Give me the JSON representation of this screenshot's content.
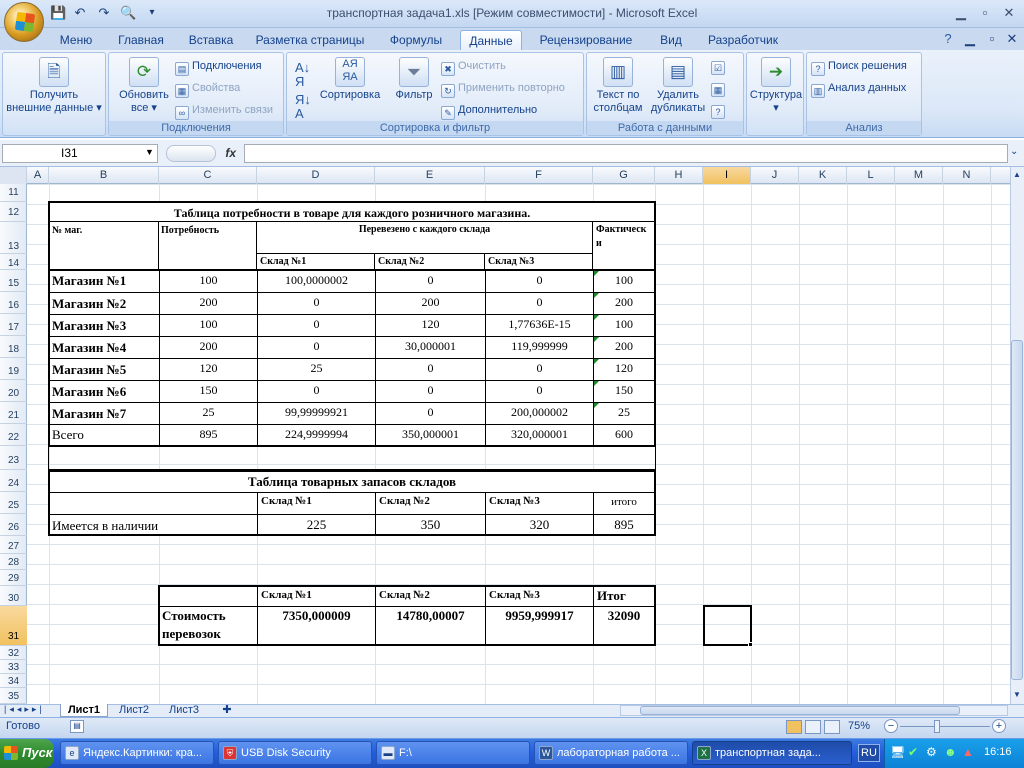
{
  "window": {
    "title": "транспортная задача1.xls  [Режим совместимости] - Microsoft Excel"
  },
  "ribbon_tabs": [
    "Меню",
    "Главная",
    "Вставка",
    "Разметка страницы",
    "Формулы",
    "Данные",
    "Рецензирование",
    "Вид",
    "Разработчик"
  ],
  "ribbon": {
    "get_external": {
      "line1": "Получить",
      "line2": "внешние данные ▾"
    },
    "refresh": {
      "line1": "Обновить",
      "line2": "все ▾"
    },
    "connections": "Подключения",
    "properties": "Свойства",
    "edit_links": "Изменить связи",
    "group_connections": "Подключения",
    "sort": "Сортировка",
    "filter": "Фильтр",
    "clear": "Очистить",
    "reapply": "Применить повторно",
    "advanced": "Дополнительно",
    "group_sort": "Сортировка и фильтр",
    "text_to_cols": {
      "line1": "Текст по",
      "line2": "столбцам"
    },
    "remove_dup": {
      "line1": "Удалить",
      "line2": "дубликаты"
    },
    "group_data": "Работа с данными",
    "outline": {
      "line1": "Структура",
      "line2": "▾"
    },
    "solver": "Поиск решения",
    "data_analysis": "Анализ данных",
    "group_analysis": "Анализ"
  },
  "name_box": "I31",
  "fx": "fx",
  "columns": [
    "A",
    "B",
    "C",
    "D",
    "E",
    "F",
    "G",
    "H",
    "I",
    "J",
    "K",
    "L",
    "M",
    "N"
  ],
  "rows": [
    "11",
    "12",
    "13",
    "14",
    "15",
    "16",
    "17",
    "18",
    "19",
    "20",
    "21",
    "22",
    "23",
    "24",
    "25",
    "26",
    "27",
    "28",
    "29",
    "30",
    "31",
    "32",
    "33",
    "34",
    "35"
  ],
  "table1": {
    "title": "Таблица потребности в товаре для каждого розничного магазина.",
    "h_shop": "№ маг.",
    "h_need": "Потребность",
    "h_shipped": "Перевезено с каждого склада",
    "h_actual": "Фактически",
    "h_w1": "Склад №1",
    "h_w2": "Склад №2",
    "h_w3": "Склад №3",
    "rows": [
      {
        "shop": "Магазин №1",
        "need": "100",
        "w1": "100,0000002",
        "w2": "0",
        "w3": "0",
        "actual": "100"
      },
      {
        "shop": "Магазин №2",
        "need": "200",
        "w1": "0",
        "w2": "200",
        "w3": "0",
        "actual": "200"
      },
      {
        "shop": "Магазин №3",
        "need": "100",
        "w1": "0",
        "w2": "120",
        "w3": "1,77636E-15",
        "actual": "100"
      },
      {
        "shop": "Магазин №4",
        "need": "200",
        "w1": "0",
        "w2": "30,000001",
        "w3": "119,999999",
        "actual": "200"
      },
      {
        "shop": "Магазин №5",
        "need": "120",
        "w1": "25",
        "w2": "0",
        "w3": "0",
        "actual": "120"
      },
      {
        "shop": "Магазин №6",
        "need": "150",
        "w1": "0",
        "w2": "0",
        "w3": "0",
        "actual": "150"
      },
      {
        "shop": "Магазин №7",
        "need": "25",
        "w1": "99,99999921",
        "w2": "0",
        "w3": "200,000002",
        "actual": "25"
      }
    ],
    "total": {
      "label": "Всего",
      "need": "895",
      "w1": "224,9999994",
      "w2": "350,000001",
      "w3": "320,000001",
      "actual": "600"
    }
  },
  "table2": {
    "title": "Таблица товарных запасов складов",
    "h_w1": "Склад №1",
    "h_w2": "Склад №2",
    "h_w3": "Склад №3",
    "h_total": "итого",
    "label": "Имеется в наличии",
    "w1": "225",
    "w2": "350",
    "w3": "320",
    "total": "895"
  },
  "table3": {
    "h_w1": "Склад №1",
    "h_w2": "Склад №2",
    "h_w3": "Склад №3",
    "h_total": "Итог",
    "label1": "Стоимость",
    "label2": "перевозок",
    "w1": "7350,000009",
    "w2": "14780,00007",
    "w3": "9959,999917",
    "total": "32090"
  },
  "sheet_tabs": [
    "Лист1",
    "Лист2",
    "Лист3"
  ],
  "status": {
    "ready": "Готово",
    "zoom": "75%"
  },
  "taskbar": {
    "start": "Пуск",
    "tasks": [
      "Яндекс.Картинки: кра...",
      "USB Disk Security",
      "F:\\",
      "лабораторная работа ...",
      "транспортная зада..."
    ],
    "lang": "RU",
    "clock": "16:16"
  }
}
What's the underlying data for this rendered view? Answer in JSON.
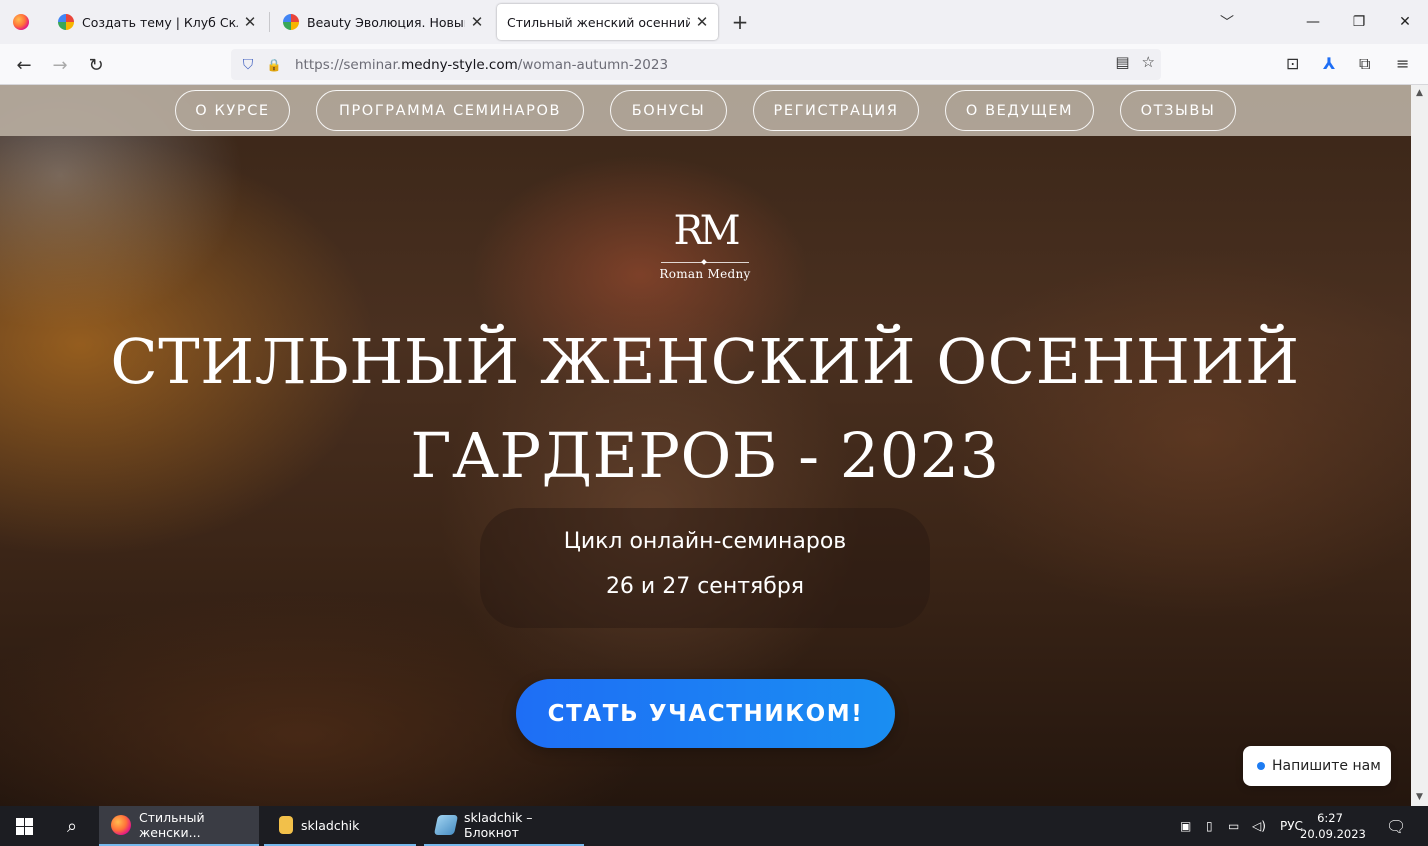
{
  "browser": {
    "tabs": [
      {
        "title": "Создать тему | Клуб Складчик"
      },
      {
        "title": "Beauty Эволюция. Новый опы"
      },
      {
        "title": "Стильный женский осенний гарде"
      }
    ],
    "new_tab_icon": "+",
    "list_all_icon": "﹀",
    "window_controls": {
      "minimize": "—",
      "maximize": "❐",
      "close": "✕"
    },
    "close_tab_icon": "✕",
    "nav": {
      "back_icon": "←",
      "forward_icon": "→",
      "reload_icon": "↻"
    },
    "url": {
      "prefix": "https://seminar.",
      "domain": "medny-style.com",
      "path": "/woman-autumn-2023"
    },
    "url_icons": {
      "shield": "⛉",
      "lock": "🔒",
      "reader": "▤",
      "bookmark": "☆"
    },
    "toolbar_icons": {
      "pocket": "⊡",
      "acrobat": "⅄",
      "extensions": "⧉",
      "menu": "≡"
    }
  },
  "site": {
    "nav": [
      "О КУРСЕ",
      "ПРОГРАММА СЕМИНАРОВ",
      "БОНУСЫ",
      "РЕГИСТРАЦИЯ",
      "О ВЕДУЩЕМ",
      "ОТЗЫВЫ"
    ],
    "logo": {
      "monogram": "RM",
      "name": "Roman Medny"
    },
    "title_line1": "СТИЛЬНЫЙ ЖЕНСКИЙ ОСЕННИЙ",
    "title_line2": "ГАРДЕРОБ - 2023",
    "subtitle": "Цикл онлайн-семинаров",
    "dates": "26 и 27 сентября",
    "cta": "СТАТЬ УЧАСТНИКОМ!",
    "chat": "Напишите нам",
    "accent_color": "#1e7cf2"
  },
  "taskbar": {
    "search_icon": "⌕",
    "apps": [
      {
        "label": "Стильный женски..."
      },
      {
        "label": "skladchik"
      },
      {
        "label": "skladchik – Блокнот"
      }
    ],
    "tray": {
      "lang": "РУС",
      "time": "6:27",
      "date": "20.09.2023",
      "notifications_icon": "🗨"
    }
  }
}
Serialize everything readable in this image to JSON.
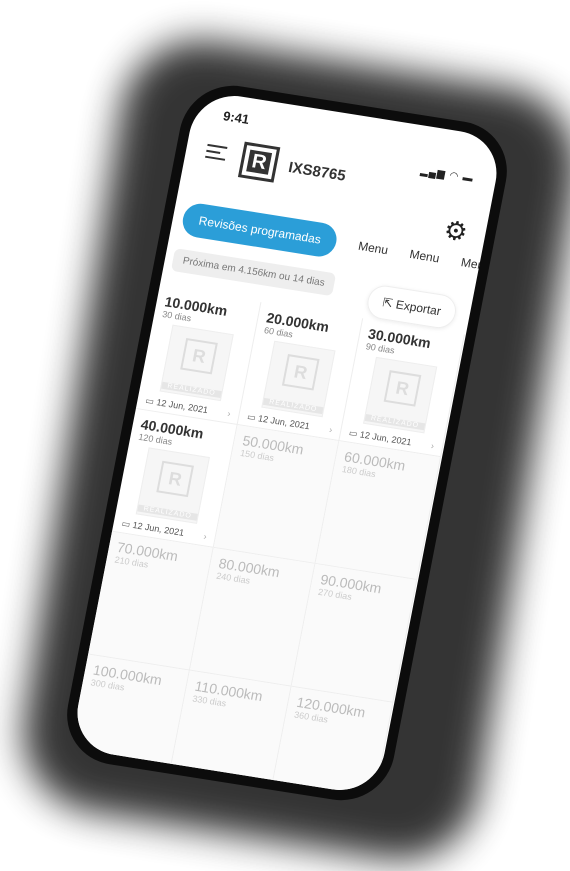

########################################

◆ The exercise
The lines to collect are those holding the string "Анализ"; copy them all.

◆ Problem solution
    "data_analysis": "Анализ данных",
    "group_analysis": "Анализ"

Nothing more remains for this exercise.